===== SUPPLIED INFORMATION =====

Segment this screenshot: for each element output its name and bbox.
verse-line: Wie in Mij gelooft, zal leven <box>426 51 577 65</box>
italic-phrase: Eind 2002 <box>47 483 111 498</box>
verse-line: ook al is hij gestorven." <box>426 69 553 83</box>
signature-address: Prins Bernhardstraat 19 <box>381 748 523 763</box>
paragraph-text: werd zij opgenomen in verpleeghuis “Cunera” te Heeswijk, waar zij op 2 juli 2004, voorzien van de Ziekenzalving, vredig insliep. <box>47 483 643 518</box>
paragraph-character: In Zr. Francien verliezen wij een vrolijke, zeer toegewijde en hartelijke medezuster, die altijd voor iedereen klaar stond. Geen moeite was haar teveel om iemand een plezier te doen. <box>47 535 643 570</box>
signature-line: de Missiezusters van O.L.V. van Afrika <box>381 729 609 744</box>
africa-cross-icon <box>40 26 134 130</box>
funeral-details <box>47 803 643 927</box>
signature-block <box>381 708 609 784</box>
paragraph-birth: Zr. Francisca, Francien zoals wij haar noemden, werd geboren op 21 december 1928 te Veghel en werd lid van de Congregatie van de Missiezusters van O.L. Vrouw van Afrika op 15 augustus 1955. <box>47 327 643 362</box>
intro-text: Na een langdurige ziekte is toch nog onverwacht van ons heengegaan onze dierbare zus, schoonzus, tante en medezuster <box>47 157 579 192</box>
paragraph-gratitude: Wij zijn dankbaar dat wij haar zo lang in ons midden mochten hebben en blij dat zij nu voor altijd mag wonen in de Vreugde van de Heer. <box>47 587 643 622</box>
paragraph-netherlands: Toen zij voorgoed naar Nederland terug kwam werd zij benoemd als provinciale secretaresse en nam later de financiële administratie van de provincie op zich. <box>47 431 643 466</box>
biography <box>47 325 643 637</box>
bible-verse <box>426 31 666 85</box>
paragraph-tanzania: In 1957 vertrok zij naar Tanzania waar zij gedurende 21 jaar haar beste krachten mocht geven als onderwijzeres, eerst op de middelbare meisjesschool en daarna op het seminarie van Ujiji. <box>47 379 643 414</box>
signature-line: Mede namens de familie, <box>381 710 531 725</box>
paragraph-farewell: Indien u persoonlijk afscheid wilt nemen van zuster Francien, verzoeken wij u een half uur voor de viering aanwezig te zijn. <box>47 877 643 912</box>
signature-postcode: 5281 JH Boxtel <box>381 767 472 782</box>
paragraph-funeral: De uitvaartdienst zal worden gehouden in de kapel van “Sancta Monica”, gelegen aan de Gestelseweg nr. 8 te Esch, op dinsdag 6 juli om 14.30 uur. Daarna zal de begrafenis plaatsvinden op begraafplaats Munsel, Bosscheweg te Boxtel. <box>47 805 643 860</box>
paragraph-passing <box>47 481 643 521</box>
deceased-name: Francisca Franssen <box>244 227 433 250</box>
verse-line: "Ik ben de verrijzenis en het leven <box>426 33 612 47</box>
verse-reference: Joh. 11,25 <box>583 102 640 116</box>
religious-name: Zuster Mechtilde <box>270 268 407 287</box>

=====

§ **REQUIRED ACTION**
The entire set of records should be returned exactly.

§ **YOUR SOLUTION**
Segment this screenshot: for each element output its name and bbox.
verse-line: Wie in Mij gelooft, zal leven <box>426 51 577 65</box>
italic-phrase: Eind 2002 <box>47 483 111 498</box>
verse-line: ook al is hij gestorven." <box>426 69 553 83</box>
signature-address: Prins Bernhardstraat 19 <box>381 748 523 763</box>
paragraph-text: werd zij opgenomen in verpleeghuis “Cunera” te Heeswijk, waar zij op 2 juli 2004, voorzien van de Ziekenzalving, vredig insliep. <box>47 483 643 518</box>
paragraph-character: In Zr. Francien verliezen wij een vrolijke, zeer toegewijde en hartelijke medezuster, die altijd voor iedereen klaar stond. Geen moeite was haar teveel om iemand een plezier te doen. <box>47 535 643 570</box>
signature-line: de Missiezusters van O.L.V. van Afrika <box>381 729 609 744</box>
africa-cross-icon <box>40 26 134 130</box>
funeral-details <box>47 803 643 927</box>
signature-block <box>381 708 609 784</box>
paragraph-birth: Zr. Francisca, Francien zoals wij haar noemden, werd geboren op 21 december 1928 te Veghel en werd lid van de Congregatie van de Missiezusters van O.L. Vrouw van Afrika op 15 augustus 1955. <box>47 327 643 362</box>
intro-text: Na een langdurige ziekte is toch nog onverwacht van ons heengegaan onze dierbare zus, schoonzus, tante en medezuster <box>47 157 579 192</box>
paragraph-gratitude: Wij zijn dankbaar dat wij haar zo lang in ons midden mochten hebben en blij dat zij nu voor altijd mag wonen in de Vreugde van de Heer. <box>47 587 643 622</box>
paragraph-netherlands: Toen zij voorgoed naar Nederland terug kwam werd zij benoemd als provinciale secretaresse en nam later de financiële administratie van de provincie op zich. <box>47 431 643 466</box>
biography <box>47 325 643 637</box>
bible-verse <box>426 31 666 85</box>
paragraph-tanzania: In 1957 vertrok zij naar Tanzania waar zij gedurende 21 jaar haar beste krachten mocht geven als onderwijzeres, eerst op de middelbare meisjesschool en daarna op het seminarie van Ujiji. <box>47 379 643 414</box>
signature-line: Mede namens de familie, <box>381 710 531 725</box>
paragraph-farewell: Indien u persoonlijk afscheid wilt nemen van zuster Francien, verzoeken wij u een half uur voor de viering aanwezig te zijn. <box>47 877 643 912</box>
signature-postcode: 5281 JH Boxtel <box>381 767 472 782</box>
paragraph-funeral: De uitvaartdienst zal worden gehouden in de kapel van “Sancta Monica”, gelegen aan de Gestelseweg nr. 8 te Esch, op dinsdag 6 juli om 14.30 uur. Daarna zal de begrafenis plaatsvinden op begraafplaats Munsel, Bosscheweg te Boxtel. <box>47 805 643 860</box>
paragraph-passing <box>47 481 643 521</box>
deceased-name: Francisca Franssen <box>244 227 433 250</box>
verse-line: "Ik ben de verrijzenis en het leven <box>426 33 612 47</box>
verse-reference: Joh. 11,25 <box>583 102 640 116</box>
religious-name: Zuster Mechtilde <box>270 268 407 287</box>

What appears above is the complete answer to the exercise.